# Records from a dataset
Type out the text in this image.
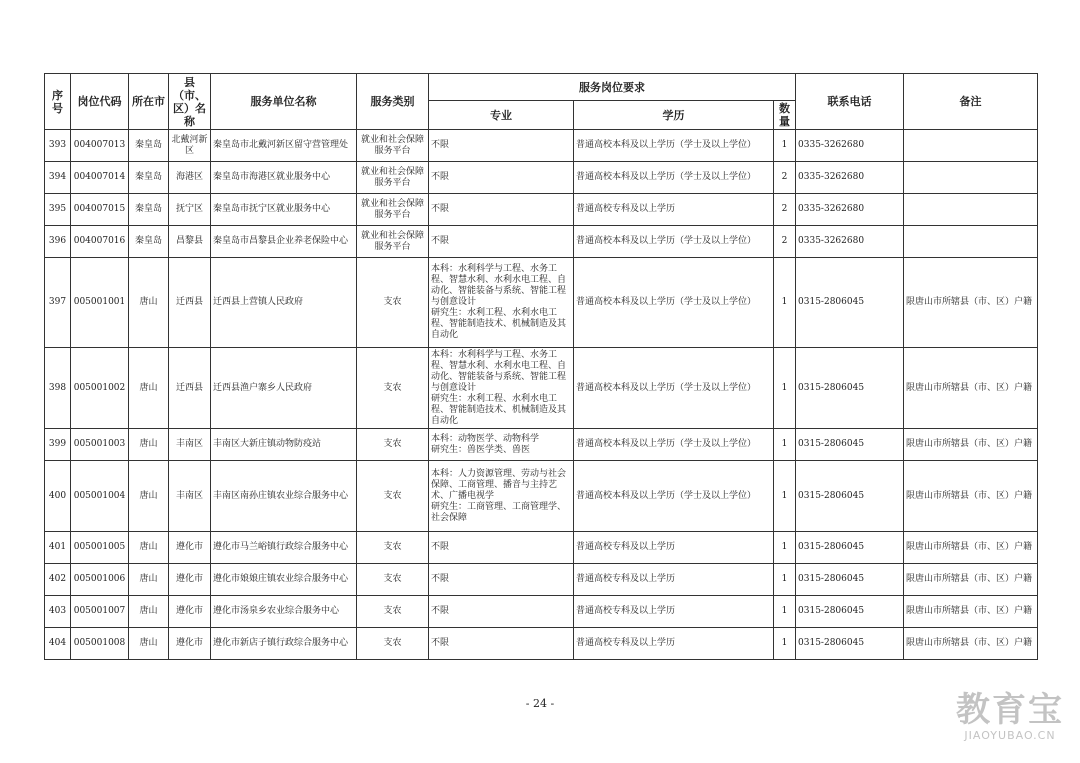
序号	岗位代码	所在市	县（市、区）名称	服务单位名称	服务类别	服务岗位要求			联系电话	备注
						专业	学历	数量		
393	004007013	秦皇岛	北戴河新区	秦皇岛市北戴河新区留守营管理处	就业和社会保障服务平台	不限	普通高校本科及以上学历（学士及以上学位）	1	0335-3262680	
394	004007014	秦皇岛	海港区	秦皇岛市海港区就业服务中心	就业和社会保障服务平台	不限	普通高校本科及以上学历（学士及以上学位）	2	0335-3262680	
395	004007015	秦皇岛	抚宁区	秦皇岛市抚宁区就业服务中心	就业和社会保障服务平台	不限	普通高校专科及以上学历	2	0335-3262680	
396	004007016	秦皇岛	昌黎县	秦皇岛市昌黎县企业养老保险中心	就业和社会保障服务平台	不限	普通高校本科及以上学历（学士及以上学位）	2	0335-3262680	
397	005001001	唐山	迁西县	迁西县上营镇人民政府	支农	本科：水利科学与工程、水务工程、智慧水利、水利水电工程、自动化、智能装备与系统、智能工程与创意设计
研究生：水利工程、水利水电工程、智能制造技术、机械制造及其自动化	普通高校本科及以上学历（学士及以上学位）	1	0315-2806045	限唐山市所辖县（市、区）户籍
398	005001002	唐山	迁西县	迁西县渔户寨乡人民政府	支农	本科：水利科学与工程、水务工程、智慧水利、水利水电工程、自动化、智能装备与系统、智能工程与创意设计
研究生：水利工程、水利水电工程、智能制造技术、机械制造及其自动化	普通高校本科及以上学历（学士及以上学位）	1	0315-2806045	限唐山市所辖县（市、区）户籍
399	005001003	唐山	丰南区	丰南区大新庄镇动物防疫站	支农	本科：动物医学、动物科学
研究生：兽医学类、兽医	普通高校本科及以上学历（学士及以上学位）	1	0315-2806045	限唐山市所辖县（市、区）户籍
400	005001004	唐山	丰南区	丰南区南孙庄镇农业综合服务中心	支农	本科：人力资源管理、劳动与社会保障、工商管理、播音与主持艺术、广播电视学
研究生：工商管理、工商管理学、社会保障	普通高校本科及以上学历（学士及以上学位）	1	0315-2806045	限唐山市所辖县（市、区）户籍
401	005001005	唐山	遵化市	遵化市马兰峪镇行政综合服务中心	支农	不限	普通高校专科及以上学历	1	0315-2806045	限唐山市所辖县（市、区）户籍
402	005001006	唐山	遵化市	遵化市娘娘庄镇农业综合服务中心	支农	不限	普通高校专科及以上学历	1	0315-2806045	限唐山市所辖县（市、区）户籍
403	005001007	唐山	遵化市	遵化市汤泉乡农业综合服务中心	支农	不限	普通高校专科及以上学历	1	0315-2806045	限唐山市所辖县（市、区）户籍
404	005001008	唐山	遵化市	遵化市新店子镇行政综合服务中心	支农	不限	普通高校专科及以上学历	1	0315-2806045	限唐山市所辖县（市、区）户籍
- 24 -	教育宝
JIAOYUBAO.CN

# What you have to do
Copy each line above containing the string "水利水电工程".

# The response
397	005001001	唐山	迁西县	迁西县上营镇人民政府	支农	本科：水利科学与工程、水务工程、智慧水利、水利水电工程、自动化、智能装备与系统、智能工程与创意设计
研究生：水利工程、水利水电工程、智能制造技术、机械制造及其自动化	普通高校本科及以上学历（学士及以上学位）	1	0315-2806045	限唐山市所辖县（市、区）户籍
398	005001002	唐山	迁西县	迁西县渔户寨乡人民政府	支农	本科：水利科学与工程、水务工程、智慧水利、水利水电工程、自动化、智能装备与系统、智能工程与创意设计
研究生：水利工程、水利水电工程、智能制造技术、机械制造及其自动化	普通高校本科及以上学历（学士及以上学位）	1	0315-2806045	限唐山市所辖县（市、区）户籍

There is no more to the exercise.